Begin INFORMATION PROVIDED

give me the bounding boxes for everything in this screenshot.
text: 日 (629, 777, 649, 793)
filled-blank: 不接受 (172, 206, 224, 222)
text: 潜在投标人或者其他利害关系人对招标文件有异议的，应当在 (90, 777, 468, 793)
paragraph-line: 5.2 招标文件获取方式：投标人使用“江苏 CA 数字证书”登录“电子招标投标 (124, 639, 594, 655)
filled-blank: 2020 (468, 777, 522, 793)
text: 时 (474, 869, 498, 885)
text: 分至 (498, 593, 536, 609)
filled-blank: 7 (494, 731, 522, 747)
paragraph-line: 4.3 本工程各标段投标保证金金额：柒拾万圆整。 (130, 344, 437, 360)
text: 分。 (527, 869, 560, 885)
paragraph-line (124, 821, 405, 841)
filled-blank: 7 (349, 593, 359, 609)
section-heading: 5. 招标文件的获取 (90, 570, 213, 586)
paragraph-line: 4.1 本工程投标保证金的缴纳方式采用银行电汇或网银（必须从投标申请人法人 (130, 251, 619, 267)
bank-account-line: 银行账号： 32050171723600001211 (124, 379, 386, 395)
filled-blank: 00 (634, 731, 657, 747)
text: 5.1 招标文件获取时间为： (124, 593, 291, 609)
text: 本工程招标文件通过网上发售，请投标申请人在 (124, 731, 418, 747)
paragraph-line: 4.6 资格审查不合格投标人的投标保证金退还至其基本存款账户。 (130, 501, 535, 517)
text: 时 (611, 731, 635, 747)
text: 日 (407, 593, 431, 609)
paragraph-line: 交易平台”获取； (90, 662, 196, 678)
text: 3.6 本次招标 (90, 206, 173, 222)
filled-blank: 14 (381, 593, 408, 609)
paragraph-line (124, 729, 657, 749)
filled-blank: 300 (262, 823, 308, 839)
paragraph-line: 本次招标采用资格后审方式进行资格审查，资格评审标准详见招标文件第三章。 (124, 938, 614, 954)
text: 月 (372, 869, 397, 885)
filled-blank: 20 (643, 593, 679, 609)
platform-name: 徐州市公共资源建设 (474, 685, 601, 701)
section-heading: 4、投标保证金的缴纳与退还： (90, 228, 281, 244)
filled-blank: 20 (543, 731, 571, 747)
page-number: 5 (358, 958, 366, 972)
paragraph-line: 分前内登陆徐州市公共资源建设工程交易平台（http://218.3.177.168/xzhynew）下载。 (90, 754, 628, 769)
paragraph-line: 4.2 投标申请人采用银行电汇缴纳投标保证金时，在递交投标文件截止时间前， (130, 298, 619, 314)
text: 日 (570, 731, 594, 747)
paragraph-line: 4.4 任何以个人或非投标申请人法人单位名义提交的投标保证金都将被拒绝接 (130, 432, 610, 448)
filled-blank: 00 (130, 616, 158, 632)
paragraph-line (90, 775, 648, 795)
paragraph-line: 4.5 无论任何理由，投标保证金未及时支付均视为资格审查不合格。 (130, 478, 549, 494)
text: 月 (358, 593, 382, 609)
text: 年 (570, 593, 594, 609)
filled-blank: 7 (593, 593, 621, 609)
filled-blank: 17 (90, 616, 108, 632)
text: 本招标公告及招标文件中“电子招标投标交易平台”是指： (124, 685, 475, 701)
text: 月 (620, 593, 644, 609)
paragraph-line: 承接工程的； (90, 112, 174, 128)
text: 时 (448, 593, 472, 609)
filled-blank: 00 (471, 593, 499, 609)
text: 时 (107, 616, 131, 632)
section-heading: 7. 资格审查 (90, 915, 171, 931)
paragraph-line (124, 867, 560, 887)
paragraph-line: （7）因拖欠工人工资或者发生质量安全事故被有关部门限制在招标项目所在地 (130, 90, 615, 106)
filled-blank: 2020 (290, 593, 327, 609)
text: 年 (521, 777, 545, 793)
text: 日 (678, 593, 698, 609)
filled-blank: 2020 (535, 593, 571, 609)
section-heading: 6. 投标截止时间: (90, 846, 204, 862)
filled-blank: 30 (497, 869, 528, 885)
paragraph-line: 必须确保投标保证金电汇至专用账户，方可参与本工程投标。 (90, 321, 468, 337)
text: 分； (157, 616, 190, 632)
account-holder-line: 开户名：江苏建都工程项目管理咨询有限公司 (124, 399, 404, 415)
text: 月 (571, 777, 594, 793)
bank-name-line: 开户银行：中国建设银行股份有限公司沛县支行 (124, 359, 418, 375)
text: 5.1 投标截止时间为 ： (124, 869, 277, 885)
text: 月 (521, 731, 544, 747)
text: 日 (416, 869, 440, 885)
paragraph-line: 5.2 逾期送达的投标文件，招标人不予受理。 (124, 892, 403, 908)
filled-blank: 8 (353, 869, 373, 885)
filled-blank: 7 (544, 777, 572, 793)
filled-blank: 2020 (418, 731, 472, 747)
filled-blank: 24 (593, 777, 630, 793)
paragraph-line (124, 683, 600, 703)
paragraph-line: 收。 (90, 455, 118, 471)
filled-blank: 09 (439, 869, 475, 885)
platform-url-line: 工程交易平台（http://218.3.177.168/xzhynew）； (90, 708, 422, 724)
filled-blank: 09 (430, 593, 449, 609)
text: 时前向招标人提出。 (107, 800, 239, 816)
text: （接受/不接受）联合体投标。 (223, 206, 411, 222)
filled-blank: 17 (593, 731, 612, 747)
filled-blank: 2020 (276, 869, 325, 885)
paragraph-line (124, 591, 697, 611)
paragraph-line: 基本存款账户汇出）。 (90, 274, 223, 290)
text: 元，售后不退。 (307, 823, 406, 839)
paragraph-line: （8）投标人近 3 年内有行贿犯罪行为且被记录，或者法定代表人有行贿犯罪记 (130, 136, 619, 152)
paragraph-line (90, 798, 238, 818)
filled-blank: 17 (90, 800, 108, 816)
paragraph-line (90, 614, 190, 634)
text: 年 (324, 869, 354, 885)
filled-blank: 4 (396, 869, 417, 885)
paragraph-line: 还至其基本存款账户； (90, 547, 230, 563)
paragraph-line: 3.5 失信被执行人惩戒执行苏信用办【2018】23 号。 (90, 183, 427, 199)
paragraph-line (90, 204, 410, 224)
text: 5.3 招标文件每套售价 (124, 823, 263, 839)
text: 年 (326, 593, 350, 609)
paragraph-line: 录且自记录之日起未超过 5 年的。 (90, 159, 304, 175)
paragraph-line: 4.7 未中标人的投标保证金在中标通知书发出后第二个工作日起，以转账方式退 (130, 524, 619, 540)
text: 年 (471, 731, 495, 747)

End INFORMATION PROVIDED

TASK STATEMENT —
Could you rewrite the entire listing above as a numbered list, skipping any blank lines?

COMPLETE ANSWER —
1. give me the bounding boxes for everything in this screenshot.
2. text: 日 (629, 777, 649, 793)
3. filled-blank: 不接受 (172, 206, 224, 222)
4. text: 潜在投标人或者其他利害关系人对招标文件有异议的，应当在 (90, 777, 468, 793)
5. paragraph-line: 5.2 招标文件获取方式：投标人使用“江苏 CA 数字证书”登录“电子招标投标 (124, 639, 594, 655)
6. filled-blank: 2020 (468, 777, 522, 793)
7. text: 时 (474, 869, 498, 885)
8. text: 分至 (498, 593, 536, 609)
9. filled-blank: 7 (494, 731, 522, 747)
10. paragraph-line: 4.3 本工程各标段投标保证金金额：柒拾万圆整。 (130, 344, 437, 360)
11. text: 分。 (527, 869, 560, 885)
12. paragraph-line (124, 821, 405, 841)
13. filled-blank: 7 (349, 593, 359, 609)
14. section-heading: 5. 招标文件的获取 (90, 570, 213, 586)
15. paragraph-line: 4.1 本工程投标保证金的缴纳方式采用银行电汇或网银（必须从投标申请人法人 (130, 251, 619, 267)
16. bank-account-line: 银行账号： 32050171723600001211 (124, 379, 386, 395)
17. filled-blank: 00 (634, 731, 657, 747)
18. text: 5.1 招标文件获取时间为： (124, 593, 291, 609)
19. text: 本工程招标文件通过网上发售，请投标申请人在 (124, 731, 418, 747)
20. paragraph-line: 4.6 资格审查不合格投标人的投标保证金退还至其基本存款账户。 (130, 501, 535, 517)
21. text: 时 (611, 731, 635, 747)
22. text: 日 (407, 593, 431, 609)
23. paragraph-line: 交易平台”获取； (90, 662, 196, 678)
24. text: 3.6 本次招标 (90, 206, 173, 222)
25. filled-blank: 14 (381, 593, 408, 609)
26. paragraph-line (124, 729, 657, 749)
27. filled-blank: 300 (262, 823, 308, 839)
28. paragraph-line: 本次招标采用资格后审方式进行资格审查，资格评审标准详见招标文件第三章。 (124, 938, 614, 954)
29. text: 月 (372, 869, 397, 885)
30. filled-blank: 20 (643, 593, 679, 609)
31. platform-name: 徐州市公共资源建设 (474, 685, 601, 701)
32. section-heading: 4、投标保证金的缴纳与退还： (90, 228, 281, 244)
33. filled-blank: 20 (543, 731, 571, 747)
34. page-number: 5 (358, 958, 366, 972)
35. paragraph-line: 分前内登陆徐州市公共资源建设工程交易平台（http://218.3.177.168/xzhynew）下载。 (90, 754, 628, 769)
36. paragraph-line: 4.2 投标申请人采用银行电汇缴纳投标保证金时，在递交投标文件截止时间前， (130, 298, 619, 314)
37. text: 日 (570, 731, 594, 747)
38. paragraph-line: 4.4 任何以个人或非投标申请人法人单位名义提交的投标保证金都将被拒绝接 (130, 432, 610, 448)
39. filled-blank: 00 (130, 616, 158, 632)
40. paragraph-line (90, 775, 648, 795)
41. paragraph-line: 4.5 无论任何理由，投标保证金未及时支付均视为资格审查不合格。 (130, 478, 549, 494)
42. text: 月 (358, 593, 382, 609)
43. text: 年 (570, 593, 594, 609)
44. filled-blank: 7 (593, 593, 621, 609)
45. filled-blank: 17 (90, 616, 108, 632)
46. text: 本招标公告及招标文件中“电子招标投标交易平台”是指： (124, 685, 475, 701)
47. text: 月 (620, 593, 644, 609)
48. paragraph-line: 承接工程的； (90, 112, 174, 128)
49. text: 时 (448, 593, 472, 609)
50. filled-blank: 00 (471, 593, 499, 609)
51. text: 时 (107, 616, 131, 632)
52. section-heading: 7. 资格审查 (90, 915, 171, 931)
53. paragraph-line (124, 867, 560, 887)
54. paragraph-line: （7）因拖欠工人工资或者发生质量安全事故被有关部门限制在招标项目所在地 (130, 90, 615, 106)
55. filled-blank: 2020 (290, 593, 327, 609)
56. text: 年 (521, 777, 545, 793)
57. text: 日 (678, 593, 698, 609)
58. filled-blank: 2020 (535, 593, 571, 609)
59. section-heading: 6. 投标截止时间: (90, 846, 204, 862)
60. filled-blank: 30 (497, 869, 528, 885)
61. paragraph-line: 必须确保投标保证金电汇至专用账户，方可参与本工程投标。 (90, 321, 468, 337)
62. text: 分； (157, 616, 190, 632)
63. account-holder-line: 开户名：江苏建都工程项目管理咨询有限公司 (124, 399, 404, 415)
64. text: 月 (571, 777, 594, 793)
65. bank-name-line: 开户银行：中国建设银行股份有限公司沛县支行 (124, 359, 418, 375)
66. text: 5.1 投标截止时间为 ： (124, 869, 277, 885)
67. text: 月 (521, 731, 544, 747)
68. text: 日 (416, 869, 440, 885)
69. paragraph-line: 5.2 逾期送达的投标文件，招标人不予受理。 (124, 892, 403, 908)
70. filled-blank: 8 (353, 869, 373, 885)
71. filled-blank: 7 (544, 777, 572, 793)
72. filled-blank: 2020 (418, 731, 472, 747)
73. filled-blank: 24 (593, 777, 630, 793)
74. paragraph-line (124, 683, 600, 703)
75. paragraph-line: 收。 (90, 455, 118, 471)
76. filled-blank: 09 (439, 869, 475, 885)
77. platform-url-line: 工程交易平台（http://218.3.177.168/xzhynew）； (90, 708, 422, 724)
78. filled-blank: 09 (430, 593, 449, 609)
79. text: 时前向招标人提出。 (107, 800, 239, 816)
80. text: （接受/不接受）联合体投标。 (223, 206, 411, 222)
81. filled-blank: 17 (593, 731, 612, 747)
82. filled-blank: 2020 (276, 869, 325, 885)
83. paragraph-line (124, 591, 697, 611)
84. paragraph-line: 基本存款账户汇出）。 (90, 274, 223, 290)
85. text: 元，售后不退。 (307, 823, 406, 839)
86. paragraph-line: （8）投标人近 3 年内有行贿犯罪行为且被记录，或者法定代表人有行贿犯罪记 (130, 136, 619, 152)
87. paragraph-line (90, 798, 238, 818)
88. filled-blank: 17 (90, 800, 108, 816)
89. paragraph-line (90, 614, 190, 634)
90. text: 年 (324, 869, 354, 885)
91. filled-blank: 4 (396, 869, 417, 885)
92. paragraph-line: 还至其基本存款账户； (90, 547, 230, 563)
93. paragraph-line: 3.5 失信被执行人惩戒执行苏信用办【2018】23 号。 (90, 183, 427, 199)
94. paragraph-line (90, 204, 410, 224)
95. text: 5.3 招标文件每套售价 (124, 823, 263, 839)
96. text: 年 (326, 593, 350, 609)
97. paragraph-line: 录且自记录之日起未超过 5 年的。 (90, 159, 304, 175)
98. paragraph-line: 4.7 未中标人的投标保证金在中标通知书发出后第二个工作日起，以转账方式退 (130, 524, 619, 540)
99. text: 年 (471, 731, 495, 747)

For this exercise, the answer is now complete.